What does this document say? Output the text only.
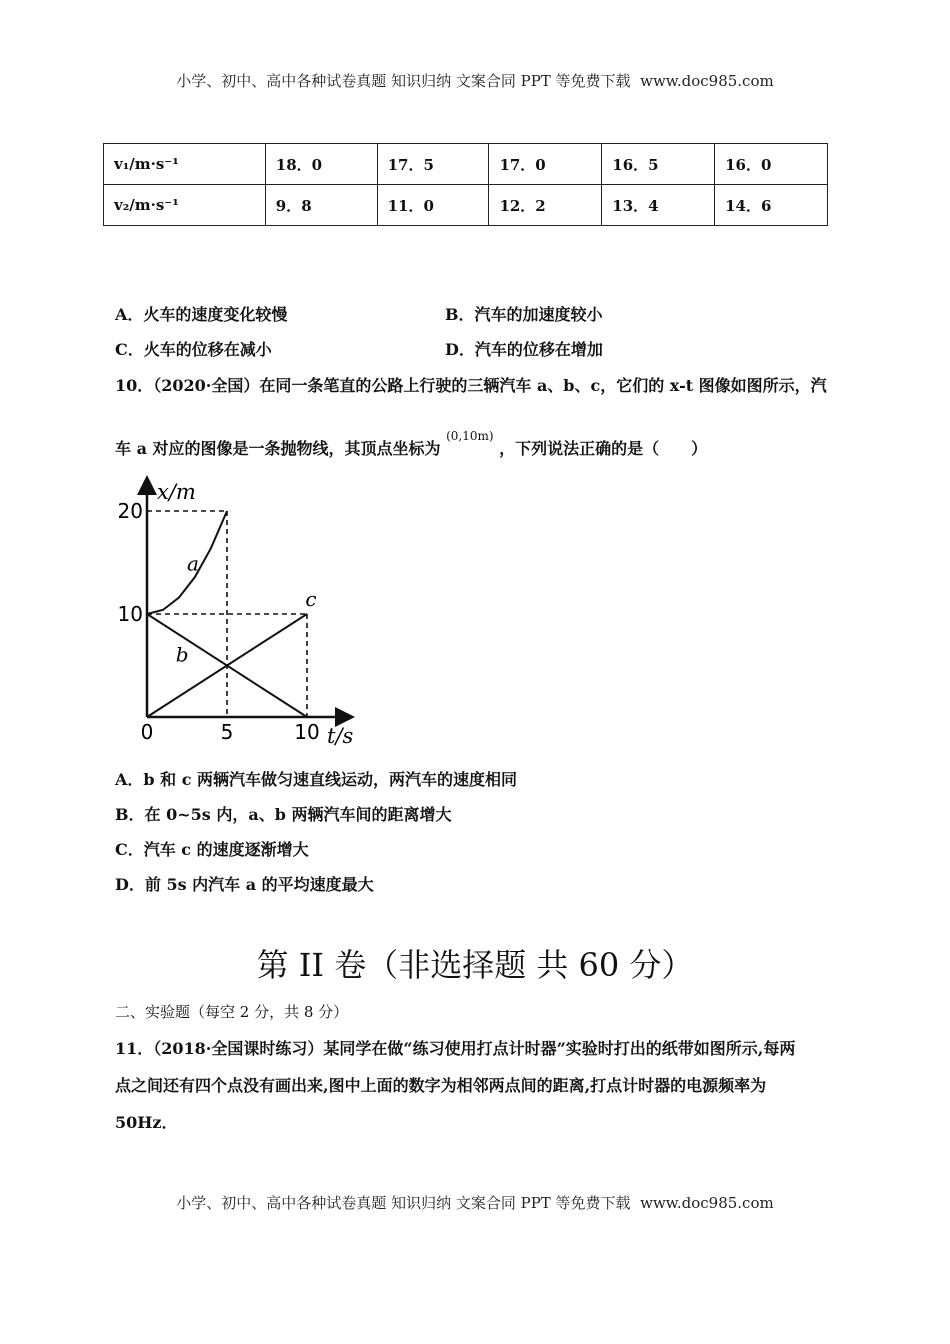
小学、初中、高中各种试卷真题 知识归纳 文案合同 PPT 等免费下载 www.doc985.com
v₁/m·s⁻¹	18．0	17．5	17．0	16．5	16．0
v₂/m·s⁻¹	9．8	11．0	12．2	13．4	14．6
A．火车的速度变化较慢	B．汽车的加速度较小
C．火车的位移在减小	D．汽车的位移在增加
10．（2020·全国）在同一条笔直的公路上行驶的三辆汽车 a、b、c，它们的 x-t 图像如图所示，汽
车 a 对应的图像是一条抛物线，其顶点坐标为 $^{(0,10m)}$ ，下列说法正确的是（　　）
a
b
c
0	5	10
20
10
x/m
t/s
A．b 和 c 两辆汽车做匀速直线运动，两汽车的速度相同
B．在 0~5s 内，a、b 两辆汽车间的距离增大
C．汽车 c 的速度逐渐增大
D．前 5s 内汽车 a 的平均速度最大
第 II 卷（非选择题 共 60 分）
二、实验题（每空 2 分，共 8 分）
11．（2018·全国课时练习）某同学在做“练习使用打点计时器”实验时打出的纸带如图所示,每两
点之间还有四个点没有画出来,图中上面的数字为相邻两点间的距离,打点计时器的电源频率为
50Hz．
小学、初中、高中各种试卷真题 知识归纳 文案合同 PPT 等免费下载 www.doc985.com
■ ■ ■
### Challenge:
Give every line back word for word and leave the pictures out.

### Output below:
What does this document say? Output the text only.
小学、初中、高中各种试卷真题 知识归纳 文案合同 PPT 等免费下载 www.doc985.com
v₁/m·s⁻¹	18．0	17．5	17．0	16．5	16．0
v₂/m·s⁻¹	9．8	11．0	12．2	13．4	14．6
A．火车的速度变化较慢	B．汽车的加速度较小
C．火车的位移在减小	D．汽车的位移在增加
10．（2020·全国）在同一条笔直的公路上行驶的三辆汽车 a、b、c，它们的 x-t 图像如图所示，汽
车 a 对应的图像是一条抛物线，其顶点坐标为 $^{(0,10m)}$ ，下列说法正确的是（　　）
a
b
c
0	5	10
20
10
x/m
t/s
A．b 和 c 两辆汽车做匀速直线运动，两汽车的速度相同
B．在 0~5s 内，a、b 两辆汽车间的距离增大
C．汽车 c 的速度逐渐增大
D．前 5s 内汽车 a 的平均速度最大
第 II 卷（非选择题 共 60 分）
二、实验题（每空 2 分，共 8 分）
11．（2018·全国课时练习）某同学在做“练习使用打点计时器”实验时打出的纸带如图所示,每两
点之间还有四个点没有画出来,图中上面的数字为相邻两点间的距离,打点计时器的电源频率为
50Hz．
小学、初中、高中各种试卷真题 知识归纳 文案合同 PPT 等免费下载 www.doc985.com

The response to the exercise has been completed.